# Set problem
Reproduce each of the following entries line for line, with no changes.

*** Records to process ***

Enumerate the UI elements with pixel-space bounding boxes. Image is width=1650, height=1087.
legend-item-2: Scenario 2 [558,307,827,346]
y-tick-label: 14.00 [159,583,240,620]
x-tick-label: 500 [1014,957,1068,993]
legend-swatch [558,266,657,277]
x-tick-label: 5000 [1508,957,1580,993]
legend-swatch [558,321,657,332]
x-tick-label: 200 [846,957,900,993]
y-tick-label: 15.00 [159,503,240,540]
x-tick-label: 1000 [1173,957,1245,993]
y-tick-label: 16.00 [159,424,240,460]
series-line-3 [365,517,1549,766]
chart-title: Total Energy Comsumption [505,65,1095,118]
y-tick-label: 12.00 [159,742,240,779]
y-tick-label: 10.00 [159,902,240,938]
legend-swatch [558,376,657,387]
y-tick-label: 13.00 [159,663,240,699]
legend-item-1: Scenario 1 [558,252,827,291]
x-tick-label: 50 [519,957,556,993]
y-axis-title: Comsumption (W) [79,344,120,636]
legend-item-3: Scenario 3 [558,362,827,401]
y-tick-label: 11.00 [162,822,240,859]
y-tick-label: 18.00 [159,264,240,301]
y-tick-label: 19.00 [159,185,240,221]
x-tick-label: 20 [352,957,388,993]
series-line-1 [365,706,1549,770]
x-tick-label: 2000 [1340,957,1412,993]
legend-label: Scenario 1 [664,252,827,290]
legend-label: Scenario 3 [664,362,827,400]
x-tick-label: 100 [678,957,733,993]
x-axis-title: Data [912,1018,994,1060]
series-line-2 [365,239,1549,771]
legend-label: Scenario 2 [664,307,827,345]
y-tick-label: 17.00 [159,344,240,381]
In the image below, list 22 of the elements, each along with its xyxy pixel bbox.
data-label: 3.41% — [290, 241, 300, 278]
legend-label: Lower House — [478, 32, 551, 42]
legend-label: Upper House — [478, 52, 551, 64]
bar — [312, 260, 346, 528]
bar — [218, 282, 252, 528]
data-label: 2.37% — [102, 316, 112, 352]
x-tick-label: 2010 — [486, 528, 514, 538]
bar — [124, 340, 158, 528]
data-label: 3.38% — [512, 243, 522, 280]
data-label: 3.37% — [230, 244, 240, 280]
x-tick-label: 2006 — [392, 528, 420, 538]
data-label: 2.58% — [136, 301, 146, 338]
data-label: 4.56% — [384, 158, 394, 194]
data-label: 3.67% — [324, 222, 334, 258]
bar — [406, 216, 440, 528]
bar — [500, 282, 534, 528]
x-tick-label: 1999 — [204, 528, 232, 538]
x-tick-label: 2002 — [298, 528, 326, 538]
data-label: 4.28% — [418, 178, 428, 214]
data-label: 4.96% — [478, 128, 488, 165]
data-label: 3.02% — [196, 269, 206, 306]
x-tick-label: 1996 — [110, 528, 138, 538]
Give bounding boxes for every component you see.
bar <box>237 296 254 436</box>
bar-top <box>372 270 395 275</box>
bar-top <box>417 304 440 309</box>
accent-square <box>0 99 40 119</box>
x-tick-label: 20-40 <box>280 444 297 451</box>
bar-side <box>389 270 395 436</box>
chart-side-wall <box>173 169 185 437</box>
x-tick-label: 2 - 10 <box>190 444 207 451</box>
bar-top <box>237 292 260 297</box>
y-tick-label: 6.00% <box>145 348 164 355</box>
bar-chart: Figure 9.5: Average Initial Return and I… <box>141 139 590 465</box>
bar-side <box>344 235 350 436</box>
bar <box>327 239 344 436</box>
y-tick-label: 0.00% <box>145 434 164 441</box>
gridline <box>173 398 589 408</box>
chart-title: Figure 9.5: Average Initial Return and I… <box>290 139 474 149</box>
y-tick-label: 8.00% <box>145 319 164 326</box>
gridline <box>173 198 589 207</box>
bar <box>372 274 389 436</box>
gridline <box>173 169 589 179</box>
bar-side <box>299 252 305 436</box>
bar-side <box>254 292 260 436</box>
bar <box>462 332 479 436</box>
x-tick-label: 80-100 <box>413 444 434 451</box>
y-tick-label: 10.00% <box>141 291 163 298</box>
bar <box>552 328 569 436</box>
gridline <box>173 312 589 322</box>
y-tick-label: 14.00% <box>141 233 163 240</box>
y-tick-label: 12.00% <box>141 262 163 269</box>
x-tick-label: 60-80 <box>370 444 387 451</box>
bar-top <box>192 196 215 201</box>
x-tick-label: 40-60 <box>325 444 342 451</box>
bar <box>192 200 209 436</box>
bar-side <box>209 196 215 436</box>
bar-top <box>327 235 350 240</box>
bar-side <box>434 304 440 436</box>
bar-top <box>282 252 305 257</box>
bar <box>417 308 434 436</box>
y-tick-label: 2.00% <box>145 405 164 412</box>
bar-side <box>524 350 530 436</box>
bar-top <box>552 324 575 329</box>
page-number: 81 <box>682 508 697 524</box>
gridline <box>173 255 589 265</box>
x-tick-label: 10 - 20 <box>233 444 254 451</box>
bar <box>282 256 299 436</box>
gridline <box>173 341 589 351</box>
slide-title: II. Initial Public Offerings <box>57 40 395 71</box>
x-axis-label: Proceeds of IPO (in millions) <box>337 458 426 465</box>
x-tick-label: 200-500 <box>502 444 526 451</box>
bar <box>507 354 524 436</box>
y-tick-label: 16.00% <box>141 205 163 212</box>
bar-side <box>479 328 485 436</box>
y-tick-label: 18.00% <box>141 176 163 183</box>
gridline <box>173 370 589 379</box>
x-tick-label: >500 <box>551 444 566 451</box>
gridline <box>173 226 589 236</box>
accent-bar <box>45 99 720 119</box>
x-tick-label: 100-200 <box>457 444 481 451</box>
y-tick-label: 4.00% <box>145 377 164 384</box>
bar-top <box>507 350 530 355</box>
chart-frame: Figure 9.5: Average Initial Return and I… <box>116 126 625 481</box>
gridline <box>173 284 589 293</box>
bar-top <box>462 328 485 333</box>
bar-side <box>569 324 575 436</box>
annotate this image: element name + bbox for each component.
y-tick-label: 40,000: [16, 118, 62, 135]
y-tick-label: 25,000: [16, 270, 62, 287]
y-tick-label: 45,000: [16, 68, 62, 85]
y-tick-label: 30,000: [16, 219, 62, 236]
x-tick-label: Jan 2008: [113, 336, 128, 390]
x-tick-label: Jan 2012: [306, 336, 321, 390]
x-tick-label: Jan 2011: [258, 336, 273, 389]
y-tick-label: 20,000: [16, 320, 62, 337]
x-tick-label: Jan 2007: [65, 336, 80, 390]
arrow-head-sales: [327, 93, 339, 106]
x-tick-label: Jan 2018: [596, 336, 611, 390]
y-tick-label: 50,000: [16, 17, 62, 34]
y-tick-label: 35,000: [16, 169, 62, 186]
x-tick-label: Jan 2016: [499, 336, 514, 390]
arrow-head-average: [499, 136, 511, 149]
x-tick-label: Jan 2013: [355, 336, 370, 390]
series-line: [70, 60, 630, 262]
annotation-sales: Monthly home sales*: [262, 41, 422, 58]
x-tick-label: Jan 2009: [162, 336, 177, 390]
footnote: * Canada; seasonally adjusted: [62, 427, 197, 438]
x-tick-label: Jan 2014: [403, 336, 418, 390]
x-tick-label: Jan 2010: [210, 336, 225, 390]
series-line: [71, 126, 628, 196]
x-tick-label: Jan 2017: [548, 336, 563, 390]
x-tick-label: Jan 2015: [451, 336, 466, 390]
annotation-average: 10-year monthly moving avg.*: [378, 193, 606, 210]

***

# Correct response
Enumerate the UI elements with pixel-space bounding boxes. Image is width=1650, height=1087.
legend-item-2: Scenario 2 [558,307,827,346]
y-tick-label: 14.00 [159,583,240,620]
x-tick-label: 500 [1014,957,1068,993]
legend-swatch [558,266,657,277]
x-tick-label: 5000 [1508,957,1580,993]
legend-swatch [558,321,657,332]
x-tick-label: 200 [846,957,900,993]
y-tick-label: 15.00 [159,503,240,540]
x-tick-label: 1000 [1173,957,1245,993]
y-tick-label: 16.00 [159,424,240,460]
series-line-3 [365,517,1549,766]
chart-title: Total Energy Comsumption [505,65,1095,118]
y-tick-label: 12.00 [159,742,240,779]
y-tick-label: 10.00 [159,902,240,938]
legend-swatch [558,376,657,387]
y-tick-label: 13.00 [159,663,240,699]
legend-item-1: Scenario 1 [558,252,827,291]
x-tick-label: 50 [519,957,556,993]
y-axis-title: Comsumption (W) [79,344,120,636]
legend-item-3: Scenario 3 [558,362,827,401]
y-tick-label: 11.00 [162,822,240,859]
y-tick-label: 18.00 [159,264,240,301]
y-tick-label: 19.00 [159,185,240,221]
x-tick-label: 20 [352,957,388,993]
series-line-1 [365,706,1549,770]
x-tick-label: 2000 [1340,957,1412,993]
legend-label: Scenario 1 [664,252,827,290]
legend-label: Scenario 3 [664,362,827,400]
x-tick-label: 100 [678,957,733,993]
x-axis-title: Data [912,1018,994,1060]
series-line-2 [365,239,1549,771]
legend-label: Scenario 2 [664,307,827,345]
y-tick-label: 17.00 [159,344,240,381]
In the image below, list 22 of the elements, each along with its xyxy pixel bbox.
data-label: 3.41% — [290, 241, 300, 278]
legend-label: Lower House — [478, 32, 551, 42]
legend-label: Upper House — [478, 52, 551, 64]
bar — [312, 260, 346, 528]
bar — [218, 282, 252, 528]
data-label: 2.37% — [102, 316, 112, 352]
x-tick-label: 2010 — [486, 528, 514, 538]
bar — [124, 340, 158, 528]
data-label: 3.38% — [512, 243, 522, 280]
data-label: 3.37% — [230, 244, 240, 280]
x-tick-label: 2006 — [392, 528, 420, 538]
data-label: 2.58% — [136, 301, 146, 338]
data-label: 4.56% — [384, 158, 394, 194]
data-label: 3.67% — [324, 222, 334, 258]
bar — [406, 216, 440, 528]
bar — [500, 282, 534, 528]
x-tick-label: 1999 — [204, 528, 232, 538]
x-tick-label: 2002 — [298, 528, 326, 538]
data-label: 4.28% — [418, 178, 428, 214]
data-label: 4.96% — [478, 128, 488, 165]
data-label: 3.02% — [196, 269, 206, 306]
x-tick-label: 1996 — [110, 528, 138, 538]
Give bounding boxes for every component you see.
bar <box>237 296 254 436</box>
bar-top <box>372 270 395 275</box>
bar-top <box>417 304 440 309</box>
accent-square <box>0 99 40 119</box>
x-tick-label: 20-40 <box>280 444 297 451</box>
bar-side <box>389 270 395 436</box>
chart-side-wall <box>173 169 185 437</box>
x-tick-label: 2 - 10 <box>190 444 207 451</box>
bar-top <box>237 292 260 297</box>
y-tick-label: 6.00% <box>145 348 164 355</box>
bar-chart: Figure 9.5: Average Initial Return and I… <box>141 139 590 465</box>
bar-side <box>344 235 350 436</box>
bar <box>327 239 344 436</box>
y-tick-label: 0.00% <box>145 434 164 441</box>
gridline <box>173 398 589 408</box>
chart-title: Figure 9.5: Average Initial Return and I… <box>290 139 474 149</box>
y-tick-label: 8.00% <box>145 319 164 326</box>
gridline <box>173 198 589 207</box>
bar <box>372 274 389 436</box>
gridline <box>173 169 589 179</box>
bar-side <box>299 252 305 436</box>
bar-side <box>254 292 260 436</box>
bar <box>462 332 479 436</box>
x-tick-label: 80-100 <box>413 444 434 451</box>
y-tick-label: 10.00% <box>141 291 163 298</box>
bar <box>552 328 569 436</box>
gridline <box>173 312 589 322</box>
y-tick-label: 14.00% <box>141 233 163 240</box>
y-tick-label: 12.00% <box>141 262 163 269</box>
x-tick-label: 60-80 <box>370 444 387 451</box>
bar-top <box>192 196 215 201</box>
x-tick-label: 40-60 <box>325 444 342 451</box>
bar <box>192 200 209 436</box>
bar-side <box>209 196 215 436</box>
bar-top <box>327 235 350 240</box>
bar-side <box>434 304 440 436</box>
bar-top <box>282 252 305 257</box>
bar <box>417 308 434 436</box>
y-tick-label: 2.00% <box>145 405 164 412</box>
bar-side <box>524 350 530 436</box>
bar-top <box>552 324 575 329</box>
page-number: 81 <box>682 508 697 524</box>
gridline <box>173 255 589 265</box>
x-tick-label: 10 - 20 <box>233 444 254 451</box>
bar <box>282 256 299 436</box>
gridline <box>173 341 589 351</box>
slide-title: II. Initial Public Offerings <box>57 40 395 71</box>
x-axis-label: Proceeds of IPO (in millions) <box>337 458 426 465</box>
x-tick-label: 200-500 <box>502 444 526 451</box>
bar <box>507 354 524 436</box>
y-tick-label: 16.00% <box>141 205 163 212</box>
bar-side <box>479 328 485 436</box>
y-tick-label: 18.00% <box>141 176 163 183</box>
gridline <box>173 370 589 379</box>
x-tick-label: >500 <box>551 444 566 451</box>
gridline <box>173 226 589 236</box>
accent-bar <box>45 99 720 119</box>
x-tick-label: 100-200 <box>457 444 481 451</box>
y-tick-label: 4.00% <box>145 377 164 384</box>
bar-top <box>507 350 530 355</box>
chart-frame: Figure 9.5: Average Initial Return and I… <box>116 126 625 481</box>
gridline <box>173 284 589 293</box>
bar-top <box>462 328 485 333</box>
bar-side <box>569 324 575 436</box>
annotate this image: element name + bbox for each component.
y-tick-label: 40,000: [16, 118, 62, 135]
y-tick-label: 25,000: [16, 270, 62, 287]
y-tick-label: 45,000: [16, 68, 62, 85]
y-tick-label: 30,000: [16, 219, 62, 236]
x-tick-label: Jan 2008: [113, 336, 128, 390]
x-tick-label: Jan 2012: [306, 336, 321, 390]
x-tick-label: Jan 2011: [258, 336, 273, 389]
y-tick-label: 20,000: [16, 320, 62, 337]
x-tick-label: Jan 2007: [65, 336, 80, 390]
arrow-head-sales: [327, 93, 339, 106]
x-tick-label: Jan 2018: [596, 336, 611, 390]
y-tick-label: 50,000: [16, 17, 62, 34]
y-tick-label: 35,000: [16, 169, 62, 186]
x-tick-label: Jan 2016: [499, 336, 514, 390]
arrow-head-average: [499, 136, 511, 149]
x-tick-label: Jan 2013: [355, 336, 370, 390]
series-line: [70, 60, 630, 262]
annotation-sales: Monthly home sales*: [262, 41, 422, 58]
x-tick-label: Jan 2009: [162, 336, 177, 390]
footnote: * Canada; seasonally adjusted: [62, 427, 197, 438]
x-tick-label: Jan 2014: [403, 336, 418, 390]
x-tick-label: Jan 2010: [210, 336, 225, 390]
series-line: [71, 126, 628, 196]
x-tick-label: Jan 2017: [548, 336, 563, 390]
x-tick-label: Jan 2015: [451, 336, 466, 390]
annotation-average: 10-year monthly moving avg.*: [378, 193, 606, 210]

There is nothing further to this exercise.